_WHAT IS ASKED:_ Reproduce the data exactly.

_EXERCISE DATA:_

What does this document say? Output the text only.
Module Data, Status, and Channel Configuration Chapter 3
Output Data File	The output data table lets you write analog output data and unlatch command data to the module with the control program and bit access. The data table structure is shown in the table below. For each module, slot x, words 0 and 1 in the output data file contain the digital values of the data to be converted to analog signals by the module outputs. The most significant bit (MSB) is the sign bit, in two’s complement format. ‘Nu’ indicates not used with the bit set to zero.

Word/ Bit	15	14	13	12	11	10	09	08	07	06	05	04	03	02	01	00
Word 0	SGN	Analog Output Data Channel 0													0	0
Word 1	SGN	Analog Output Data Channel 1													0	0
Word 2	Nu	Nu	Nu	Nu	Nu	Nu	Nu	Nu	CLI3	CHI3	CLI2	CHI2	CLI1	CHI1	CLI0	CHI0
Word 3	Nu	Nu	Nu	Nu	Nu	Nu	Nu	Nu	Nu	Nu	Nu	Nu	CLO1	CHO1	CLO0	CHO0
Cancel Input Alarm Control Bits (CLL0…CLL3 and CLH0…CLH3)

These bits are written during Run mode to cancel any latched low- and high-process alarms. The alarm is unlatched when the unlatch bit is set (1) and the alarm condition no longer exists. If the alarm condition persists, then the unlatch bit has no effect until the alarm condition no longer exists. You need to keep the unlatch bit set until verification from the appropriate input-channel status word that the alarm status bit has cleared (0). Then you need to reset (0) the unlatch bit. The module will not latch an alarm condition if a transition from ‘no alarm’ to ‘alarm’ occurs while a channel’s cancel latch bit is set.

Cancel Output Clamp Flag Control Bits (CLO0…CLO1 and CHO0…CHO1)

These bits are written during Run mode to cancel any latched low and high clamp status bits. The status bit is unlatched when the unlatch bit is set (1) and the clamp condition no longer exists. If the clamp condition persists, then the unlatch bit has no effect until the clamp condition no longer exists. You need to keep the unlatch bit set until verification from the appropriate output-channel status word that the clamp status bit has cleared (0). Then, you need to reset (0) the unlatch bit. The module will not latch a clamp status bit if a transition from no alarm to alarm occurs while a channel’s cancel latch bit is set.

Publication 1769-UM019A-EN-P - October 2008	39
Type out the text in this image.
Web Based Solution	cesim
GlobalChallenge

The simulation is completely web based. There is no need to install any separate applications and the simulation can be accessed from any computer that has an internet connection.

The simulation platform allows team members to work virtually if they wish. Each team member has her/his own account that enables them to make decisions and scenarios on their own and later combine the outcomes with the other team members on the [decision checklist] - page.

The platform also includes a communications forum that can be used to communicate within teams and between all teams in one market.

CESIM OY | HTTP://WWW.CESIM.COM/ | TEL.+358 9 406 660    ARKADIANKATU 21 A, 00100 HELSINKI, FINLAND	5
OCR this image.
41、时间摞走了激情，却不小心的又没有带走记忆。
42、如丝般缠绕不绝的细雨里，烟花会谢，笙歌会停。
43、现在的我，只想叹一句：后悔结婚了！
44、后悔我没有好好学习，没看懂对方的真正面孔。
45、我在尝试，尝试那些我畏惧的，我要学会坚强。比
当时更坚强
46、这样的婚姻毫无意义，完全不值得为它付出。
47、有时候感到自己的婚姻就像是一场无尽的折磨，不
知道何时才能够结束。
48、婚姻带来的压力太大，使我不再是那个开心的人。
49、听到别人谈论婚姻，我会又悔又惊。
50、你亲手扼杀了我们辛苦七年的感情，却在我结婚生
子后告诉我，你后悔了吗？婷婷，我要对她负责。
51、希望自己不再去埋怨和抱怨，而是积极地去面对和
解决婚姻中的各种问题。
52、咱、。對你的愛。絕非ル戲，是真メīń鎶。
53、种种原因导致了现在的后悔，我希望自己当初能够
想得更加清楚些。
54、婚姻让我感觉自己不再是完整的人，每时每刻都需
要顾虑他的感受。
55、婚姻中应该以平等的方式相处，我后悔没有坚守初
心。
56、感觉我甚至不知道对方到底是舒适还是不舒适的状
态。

_ANSWER TO THIS EXERCISE:_
What does this document say? Output the text only.
Module Data, Status, and Channel Configuration Chapter 3
Output Data File	The output data table lets you write analog output data and unlatch command data to the module with the control program and bit access. The data table structure is shown in the table below. For each module, slot x, words 0 and 1 in the output data file contain the digital values of the data to be converted to analog signals by the module outputs. The most significant bit (MSB) is the sign bit, in two’s complement format. ‘Nu’ indicates not used with the bit set to zero.

Word/ Bit	15	14	13	12	11	10	09	08	07	06	05	04	03	02	01	00
Word 0	SGN	Analog Output Data Channel 0													0	0
Word 1	SGN	Analog Output Data Channel 1													0	0
Word 2	Nu	Nu	Nu	Nu	Nu	Nu	Nu	Nu	CLI3	CHI3	CLI2	CHI2	CLI1	CHI1	CLI0	CHI0
Word 3	Nu	Nu	Nu	Nu	Nu	Nu	Nu	Nu	Nu	Nu	Nu	Nu	CLO1	CHO1	CLO0	CHO0
Cancel Input Alarm Control Bits (CLL0…CLL3 and CLH0…CLH3)

These bits are written during Run mode to cancel any latched low- and high-process alarms. The alarm is unlatched when the unlatch bit is set (1) and the alarm condition no longer exists. If the alarm condition persists, then the unlatch bit has no effect until the alarm condition no longer exists. You need to keep the unlatch bit set until verification from the appropriate input-channel status word that the alarm status bit has cleared (0). Then you need to reset (0) the unlatch bit. The module will not latch an alarm condition if a transition from ‘no alarm’ to ‘alarm’ occurs while a channel’s cancel latch bit is set.

Cancel Output Clamp Flag Control Bits (CLO0…CLO1 and CHO0…CHO1)

These bits are written during Run mode to cancel any latched low and high clamp status bits. The status bit is unlatched when the unlatch bit is set (1) and the clamp condition no longer exists. If the clamp condition persists, then the unlatch bit has no effect until the clamp condition no longer exists. You need to keep the unlatch bit set until verification from the appropriate output-channel status word that the clamp status bit has cleared (0). Then, you need to reset (0) the unlatch bit. The module will not latch a clamp status bit if a transition from no alarm to alarm occurs while a channel’s cancel latch bit is set.

Publication 1769-UM019A-EN-P - October 2008	39
Type out the text in this image.
Web Based Solution	cesim
GlobalChallenge

The simulation is completely web based. There is no need to install any separate applications and the simulation can be accessed from any computer that has an internet connection.

The simulation platform allows team members to work virtually if they wish. Each team member has her/his own account that enables them to make decisions and scenarios on their own and later combine the outcomes with the other team members on the [decision checklist] - page.

The platform also includes a communications forum that can be used to communicate within teams and between all teams in one market.

CESIM OY | HTTP://WWW.CESIM.COM/ | TEL.+358 9 406 660    ARKADIANKATU 21 A, 00100 HELSINKI, FINLAND	5
OCR this image.
41、时间摞走了激情，却不小心的又没有带走记忆。
42、如丝般缠绕不绝的细雨里，烟花会谢，笙歌会停。
43、现在的我，只想叹一句：后悔结婚了！
44、后悔我没有好好学习，没看懂对方的真正面孔。
45、我在尝试，尝试那些我畏惧的，我要学会坚强。比
当时更坚强
46、这样的婚姻毫无意义，完全不值得为它付出。
47、有时候感到自己的婚姻就像是一场无尽的折磨，不
知道何时才能够结束。
48、婚姻带来的压力太大，使我不再是那个开心的人。
49、听到别人谈论婚姻，我会又悔又惊。
50、你亲手扼杀了我们辛苦七年的感情，却在我结婚生
子后告诉我，你后悔了吗？婷婷，我要对她负责。
51、希望自己不再去埋怨和抱怨，而是积极地去面对和
解决婚姻中的各种问题。
52、咱、。對你的愛。絕非ル戲，是真メīń鎶。
53、种种原因导致了现在的后悔，我希望自己当初能够
想得更加清楚些。
54、婚姻让我感觉自己不再是完整的人，每时每刻都需
要顾虑他的感受。
55、婚姻中应该以平等的方式相处，我后悔没有坚守初
心。
56、感觉我甚至不知道对方到底是舒适还是不舒适的状
态。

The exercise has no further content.